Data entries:

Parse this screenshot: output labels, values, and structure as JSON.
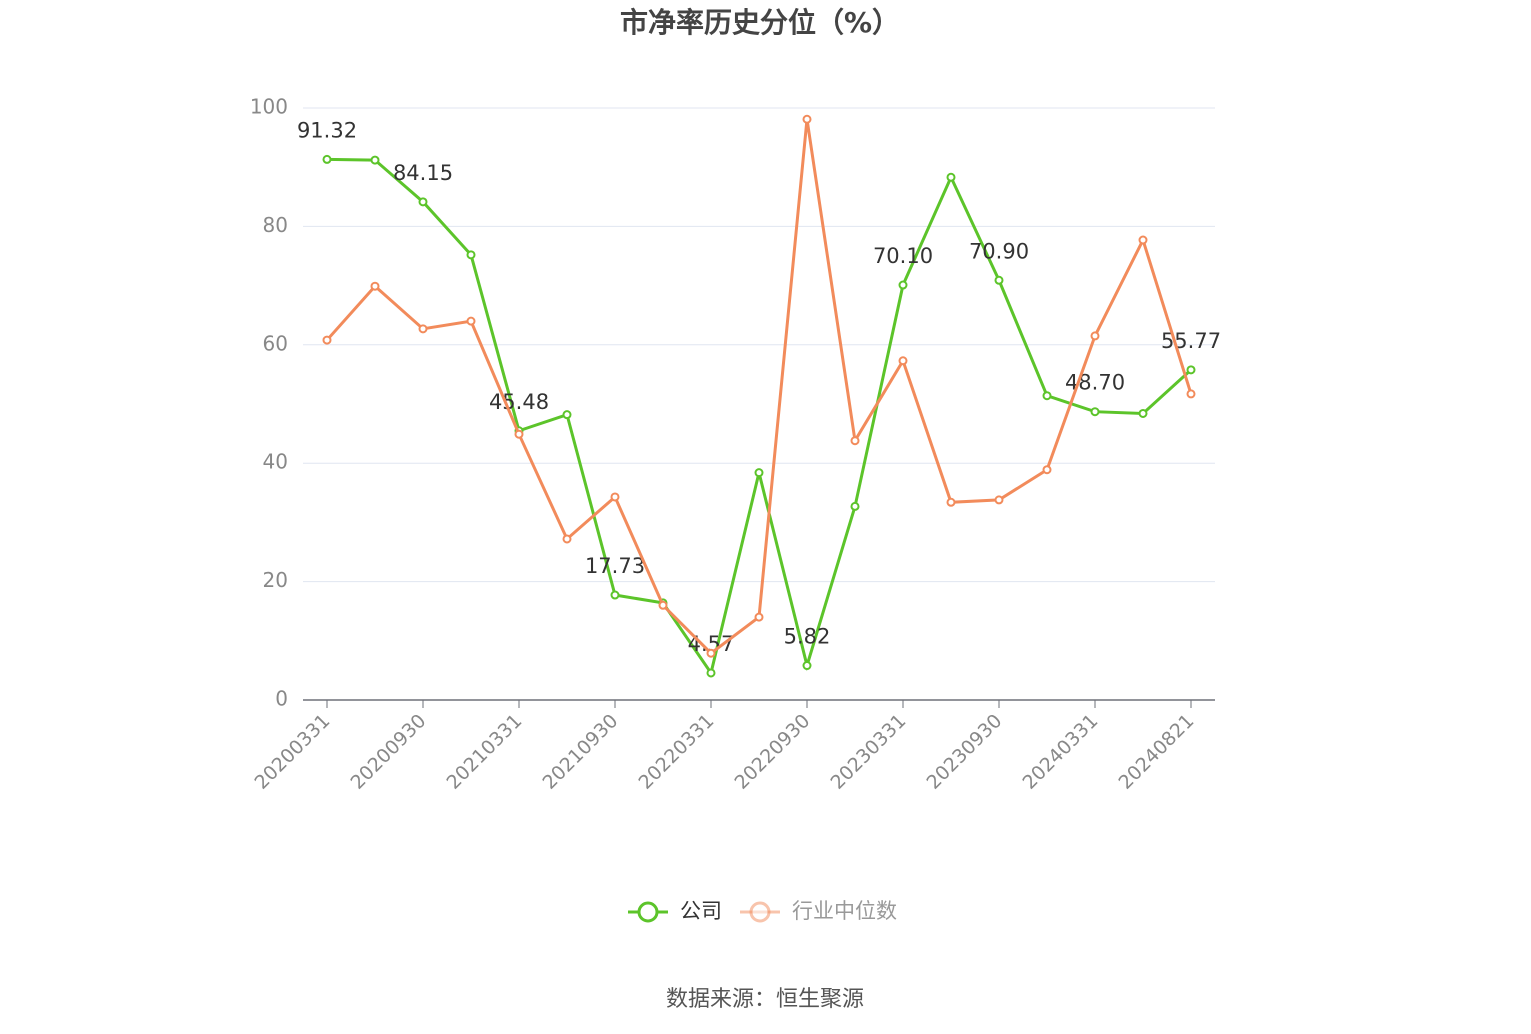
{
  "chart_data": {
    "type": "line",
    "title": "市净率历史分位（%）",
    "categories": [
      "20200331",
      null,
      "20200930",
      null,
      "20210331",
      null,
      "20210930",
      null,
      "20220331",
      null,
      "20220930",
      null,
      "20230331",
      null,
      "20230930",
      null,
      "20240331",
      null,
      "20240821"
    ],
    "series": [
      {
        "name": "公司",
        "color": "#5cc42a",
        "values": [
          91.32,
          91.2,
          84.15,
          75.2,
          45.48,
          48.2,
          17.73,
          16.4,
          4.57,
          38.4,
          5.82,
          32.7,
          70.1,
          88.3,
          70.9,
          51.4,
          48.7,
          48.4,
          55.77
        ],
        "value_labels": [
          "91.32",
          null,
          "84.15",
          null,
          "45.48",
          null,
          "17.73",
          null,
          "4.57",
          null,
          "5.82",
          null,
          "70.10",
          null,
          "70.90",
          null,
          "48.70",
          null,
          "55.77"
        ]
      },
      {
        "name": "行业中位数",
        "color": "#f28b5b",
        "values": [
          60.8,
          69.9,
          62.7,
          64.0,
          44.9,
          27.2,
          34.3,
          16.0,
          7.9,
          14.0,
          98.1,
          43.8,
          57.3,
          33.4,
          33.8,
          38.9,
          61.5,
          77.7,
          51.7
        ]
      }
    ],
    "ylim": [
      0,
      100
    ],
    "yticks": [
      0,
      20,
      40,
      60,
      80,
      100
    ],
    "grid": true,
    "source": "数据来源：恒生聚源"
  }
}
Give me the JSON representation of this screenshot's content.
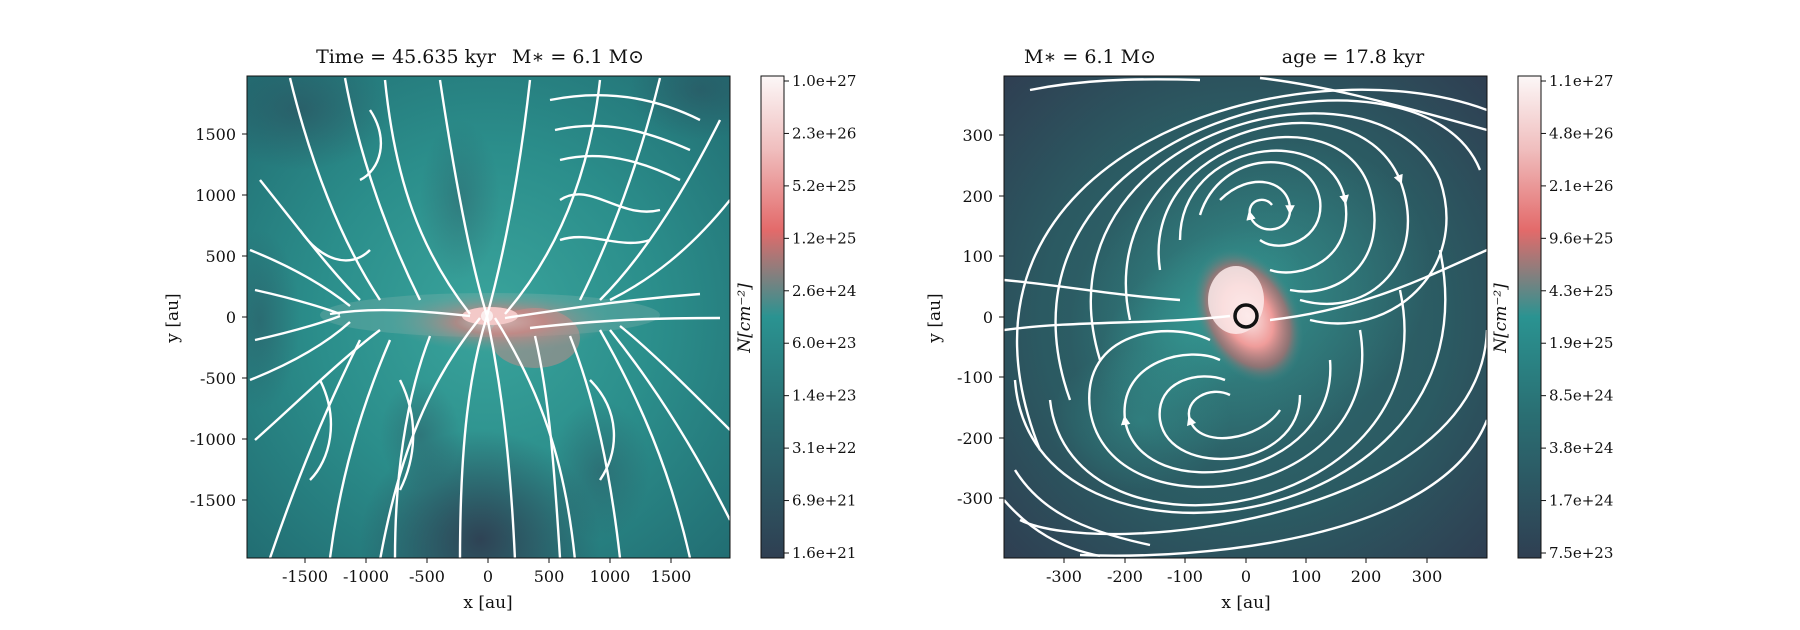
{
  "chart_data": [
    {
      "type": "heatmap",
      "title_left": "Time = 45.635 kyr",
      "title_right": "M$_*$ = 6.1 M$_\\odot$",
      "title_left_display": "Time = 45.635 kyr",
      "title_right_display": "M∗ = 6.1 M⊙",
      "xlabel": "x [au]",
      "ylabel": "y [au]",
      "xlim": [
        -2000,
        2000
      ],
      "ylim": [
        -2000,
        2000
      ],
      "xticks": [
        -1500,
        -1000,
        -500,
        0,
        500,
        1000,
        1500
      ],
      "yticks": [
        1500,
        1000,
        500,
        0,
        -500,
        -1000,
        -1500
      ],
      "colorbar": {
        "label": "N[cm⁻²]",
        "scale": "log",
        "ticks": [
          "1.0e+27",
          "2.3e+26",
          "5.2e+25",
          "1.2e+25",
          "2.6e+24",
          "6.0e+23",
          "1.4e+23",
          "3.1e+22",
          "6.9e+21",
          "1.6e+21"
        ]
      },
      "overlay": "magnetic field streamlines (white)",
      "colors": {
        "low": "#2f3f52",
        "mid": "#2a9391",
        "high_red": "#d96060",
        "top": "#fbf3f3"
      }
    },
    {
      "type": "heatmap",
      "title_left": "M$_*$ = 6.1 M$_\\odot$",
      "title_right": "age = 17.8 kyr",
      "title_left_display": "M∗ = 6.1 M⊙",
      "title_right_display": "age = 17.8 kyr",
      "xlabel": "x [au]",
      "ylabel": "y [au]",
      "xlim": [
        -400,
        400
      ],
      "ylim": [
        -400,
        400
      ],
      "xticks": [
        -300,
        -200,
        -100,
        0,
        100,
        200,
        300
      ],
      "yticks": [
        300,
        200,
        100,
        0,
        -100,
        -200,
        -300
      ],
      "colorbar": {
        "label": "N[cm⁻²]",
        "scale": "log",
        "ticks": [
          "1.1e+27",
          "4.8e+26",
          "2.1e+26",
          "9.6e+25",
          "4.3e+25",
          "1.9e+25",
          "8.5e+24",
          "3.8e+24",
          "1.7e+24",
          "7.5e+23"
        ]
      },
      "overlay": "magnetic field streamlines (white)",
      "colors": {
        "low": "#2f3f52",
        "mid": "#2a9391",
        "high_red": "#d96060",
        "top": "#fbf3f3"
      }
    }
  ]
}
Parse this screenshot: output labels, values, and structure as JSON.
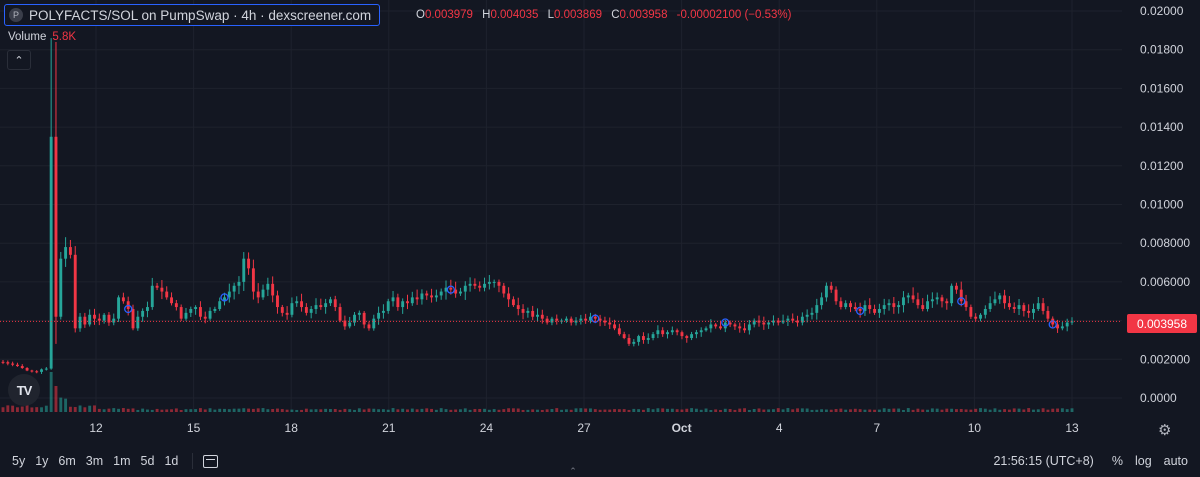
{
  "header": {
    "symbol_icon": "P",
    "title": "POLYFACTS/SOL on PumpSwap · 4h · dexscreener.com",
    "ohlc": {
      "o_label": "O",
      "o": "0.003979",
      "h_label": "H",
      "h": "0.004035",
      "l_label": "L",
      "l": "0.003869",
      "c_label": "C",
      "c": "0.003958",
      "change": "-0.00002100 (−0.53%)"
    },
    "volume_label": "Volume",
    "volume_value": "5.8K",
    "collapse_icon": "chevron-up-icon"
  },
  "price_tag": "0.003958",
  "logo_text": "TV",
  "colors": {
    "up": "#26a69a",
    "down": "#f23645",
    "background": "#131722",
    "grid": "#1e222d",
    "axis_text": "#d1d4dc",
    "marker": "#2962ff"
  },
  "bottombar": {
    "ranges": [
      "5y",
      "1y",
      "6m",
      "3m",
      "1m",
      "5d",
      "1d"
    ],
    "calendar_icon": "calendar-icon",
    "clock": "21:56:15 (UTC+8)",
    "percent": "%",
    "log": "log",
    "auto": "auto"
  },
  "chart_data": {
    "type": "candlestick",
    "timeframe": "4h",
    "y_axis": {
      "ticks": [
        "0.02000",
        "0.01800",
        "0.01600",
        "0.01400",
        "0.01200",
        "0.01000",
        "0.008000",
        "0.006000",
        "0.004000",
        "0.002000",
        "0.0000"
      ],
      "min": 0,
      "max": 0.02
    },
    "x_axis": {
      "ticks": [
        "12",
        "15",
        "18",
        "21",
        "24",
        "27",
        "Oct",
        "4",
        "7",
        "10",
        "13"
      ]
    },
    "last_price": 0.003958,
    "closes": [
      0.00185,
      0.00178,
      0.00172,
      0.00165,
      0.00155,
      0.00142,
      0.00138,
      0.00135,
      0.00148,
      0.00152,
      0.0135,
      0.0042,
      0.0072,
      0.0078,
      0.0074,
      0.0036,
      0.0042,
      0.0038,
      0.0043,
      0.0041,
      0.004,
      0.0043,
      0.0039,
      0.0041,
      0.0052,
      0.005,
      0.0046,
      0.0036,
      0.0042,
      0.0045,
      0.0047,
      0.0058,
      0.0057,
      0.0055,
      0.0052,
      0.0049,
      0.0047,
      0.0041,
      0.0044,
      0.0046,
      0.0047,
      0.0042,
      0.0041,
      0.0045,
      0.0046,
      0.005,
      0.0052,
      0.0055,
      0.0058,
      0.006,
      0.0072,
      0.0067,
      0.0055,
      0.0052,
      0.0056,
      0.0059,
      0.0053,
      0.0047,
      0.0044,
      0.0043,
      0.0049,
      0.005,
      0.0047,
      0.0044,
      0.0046,
      0.0048,
      0.0047,
      0.0049,
      0.0051,
      0.0047,
      0.004,
      0.0037,
      0.0039,
      0.0043,
      0.0044,
      0.0038,
      0.0036,
      0.0041,
      0.0044,
      0.0045,
      0.005,
      0.0052,
      0.0047,
      0.005,
      0.0049,
      0.0052,
      0.0051,
      0.0054,
      0.0053,
      0.0052,
      0.0053,
      0.0055,
      0.0057,
      0.0056,
      0.0054,
      0.0055,
      0.0058,
      0.0059,
      0.0058,
      0.0057,
      0.0059,
      0.006,
      0.006,
      0.0058,
      0.0054,
      0.0051,
      0.0048,
      0.0046,
      0.0044,
      0.0045,
      0.0042,
      0.0043,
      0.0041,
      0.0039,
      0.0041,
      0.004,
      0.004,
      0.0041,
      0.0039,
      0.004,
      0.0041,
      0.004,
      0.0042,
      0.0041,
      0.004,
      0.0039,
      0.0038,
      0.0036,
      0.0033,
      0.0031,
      0.0028,
      0.0029,
      0.0032,
      0.003,
      0.0031,
      0.0033,
      0.0035,
      0.0033,
      0.0034,
      0.0035,
      0.0034,
      0.0032,
      0.0031,
      0.0033,
      0.0034,
      0.0035,
      0.0036,
      0.0038,
      0.0037,
      0.0036,
      0.0039,
      0.0038,
      0.0037,
      0.0036,
      0.0035,
      0.0038,
      0.004,
      0.0039,
      0.0038,
      0.0039,
      0.004,
      0.0039,
      0.004,
      0.0041,
      0.004,
      0.0039,
      0.0042,
      0.0043,
      0.0044,
      0.0048,
      0.0052,
      0.0058,
      0.0056,
      0.005,
      0.0047,
      0.0049,
      0.0047,
      0.0046,
      0.0045,
      0.0048,
      0.0046,
      0.0044,
      0.0046,
      0.0048,
      0.0049,
      0.0047,
      0.0048,
      0.0052,
      0.0053,
      0.0051,
      0.0048,
      0.0046,
      0.005,
      0.0051,
      0.0052,
      0.005,
      0.0049,
      0.0058,
      0.0056,
      0.005,
      0.0047,
      0.0042,
      0.0041,
      0.0043,
      0.0046,
      0.0049,
      0.0051,
      0.0053,
      0.0049,
      0.0047,
      0.0046,
      0.0048,
      0.0045,
      0.0044,
      0.0046,
      0.0049,
      0.0045,
      0.0041,
      0.0038,
      0.0036,
      0.0037,
      0.0039,
      0.00396
    ],
    "volume_peak": 5800
  }
}
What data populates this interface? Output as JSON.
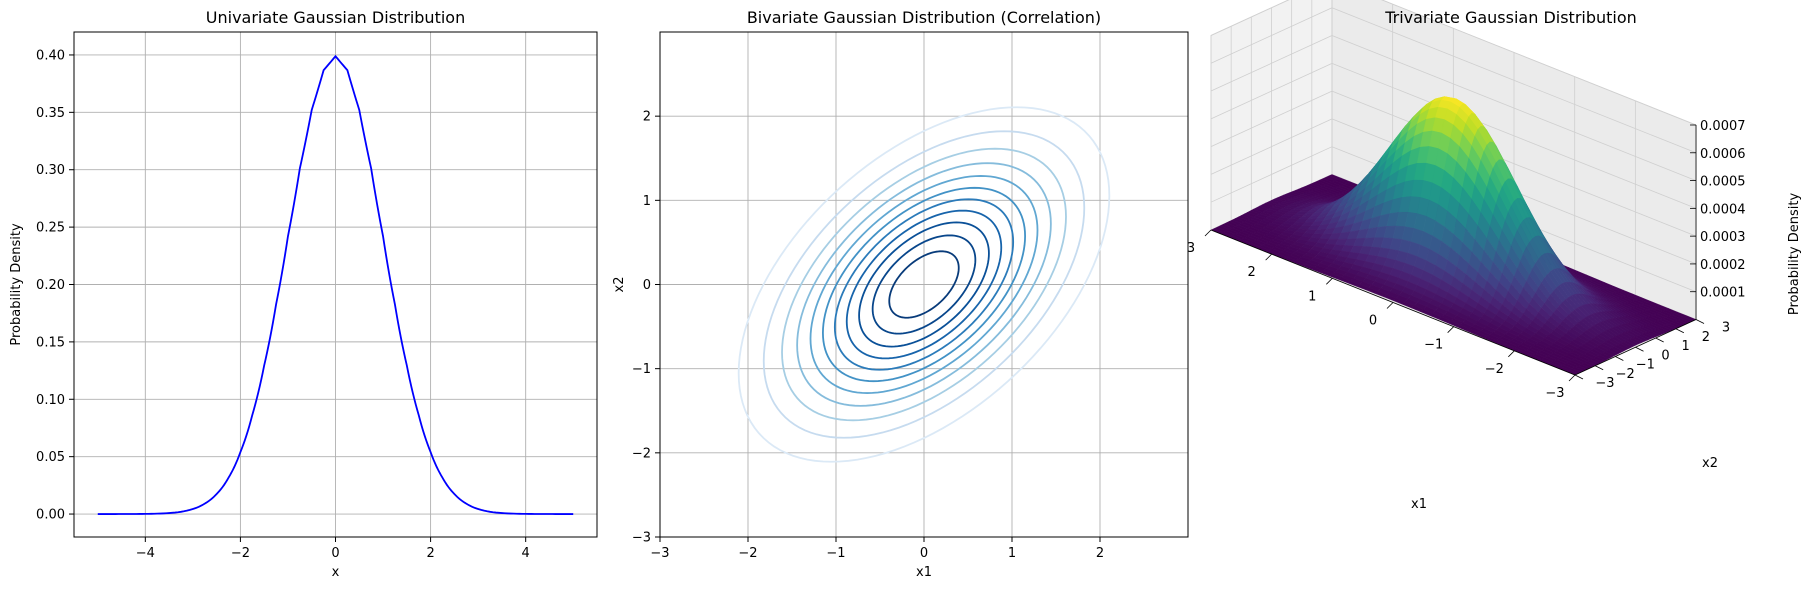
{
  "chart_data": [
    {
      "type": "line",
      "title": "Univariate Gaussian Distribution",
      "xlabel": "x",
      "ylabel": "Probability Density",
      "xlim": [
        -5.5,
        5.5
      ],
      "ylim": [
        -0.02,
        0.42
      ],
      "xticks": [
        "−4",
        "−2",
        "0",
        "2",
        "4"
      ],
      "xtick_values": [
        -4,
        -2,
        0,
        2,
        4
      ],
      "yticks": [
        "0.00",
        "0.05",
        "0.10",
        "0.15",
        "0.20",
        "0.25",
        "0.30",
        "0.35",
        "0.40"
      ],
      "ytick_values": [
        0,
        0.05,
        0.1,
        0.15,
        0.2,
        0.25,
        0.3,
        0.35,
        0.4
      ],
      "grid": true,
      "color": "#0000ff",
      "x": [
        -5,
        -4.5,
        -4,
        -3.5,
        -3,
        -2.75,
        -2.5,
        -2.25,
        -2,
        -1.75,
        -1.5,
        -1.25,
        -1,
        -0.75,
        -0.5,
        -0.25,
        0,
        0.25,
        0.5,
        0.75,
        1,
        1.25,
        1.5,
        1.75,
        2,
        2.25,
        2.5,
        2.75,
        3,
        3.5,
        4,
        4.5,
        5
      ],
      "y": [
        1.5e-06,
        1.6e-05,
        0.000134,
        0.00087,
        0.0044,
        0.0091,
        0.0175,
        0.0317,
        0.054,
        0.0863,
        0.1295,
        0.1826,
        0.242,
        0.3011,
        0.3521,
        0.3867,
        0.3989,
        0.3867,
        0.3521,
        0.3011,
        0.242,
        0.1826,
        0.1295,
        0.0863,
        0.054,
        0.0317,
        0.0175,
        0.0091,
        0.0044,
        0.00087,
        0.000134,
        1.6e-05,
        1.5e-06
      ]
    },
    {
      "type": "contour",
      "title": "Bivariate Gaussian Distribution (Correlation)",
      "xlabel": "x1",
      "ylabel": "x2",
      "xlim": [
        -3,
        3
      ],
      "ylim": [
        -3,
        3
      ],
      "xticks": [
        "−3",
        "−2",
        "−1",
        "0",
        "1",
        "2"
      ],
      "xtick_values": [
        -3,
        -2,
        -1,
        0,
        1,
        2
      ],
      "yticks": [
        "−3",
        "−2",
        "−1",
        "0",
        "1",
        "2"
      ],
      "ytick_values": [
        -3,
        -2,
        -1,
        0,
        1,
        2
      ],
      "grid": true,
      "colormap": "Blues",
      "correlation": 0.5,
      "levels": [
        {
          "value": 0.02,
          "color": "#dbe9f6"
        },
        {
          "value": 0.035,
          "color": "#c6dbef"
        },
        {
          "value": 0.05,
          "color": "#a6cee4"
        },
        {
          "value": 0.065,
          "color": "#85bcdc"
        },
        {
          "value": 0.08,
          "color": "#60a7d2"
        },
        {
          "value": 0.095,
          "color": "#4292c6"
        },
        {
          "value": 0.11,
          "color": "#2b7bba"
        },
        {
          "value": 0.125,
          "color": "#1764ab"
        },
        {
          "value": 0.14,
          "color": "#0a5098"
        },
        {
          "value": 0.155,
          "color": "#08468b"
        },
        {
          "value": 0.17,
          "color": "#083b7a"
        }
      ]
    },
    {
      "type": "surface3d",
      "title": "Trivariate Gaussian Distribution",
      "xlabel": "x1",
      "ylabel": "x2",
      "zlabel": "Probability Density",
      "xlim": [
        -3,
        3
      ],
      "ylim": [
        -3,
        3
      ],
      "zlim": [
        0,
        0.0007
      ],
      "xticks": [
        "−3",
        "−2",
        "−1",
        "0",
        "1",
        "2",
        "3"
      ],
      "yticks": [
        "−3",
        "−2",
        "−1",
        "0",
        "1",
        "2",
        "3"
      ],
      "zticks": [
        "0.0001",
        "0.0002",
        "0.0003",
        "0.0004",
        "0.0005",
        "0.0006",
        "0.0007"
      ],
      "peak": 0.000635,
      "colormap": "viridis"
    }
  ]
}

The problem:
Select and copy every line from the records that includes the word "Probability".

Output for this exercise:
      "ylabel": "Probability Density",
      "zlabel": "Probability Density",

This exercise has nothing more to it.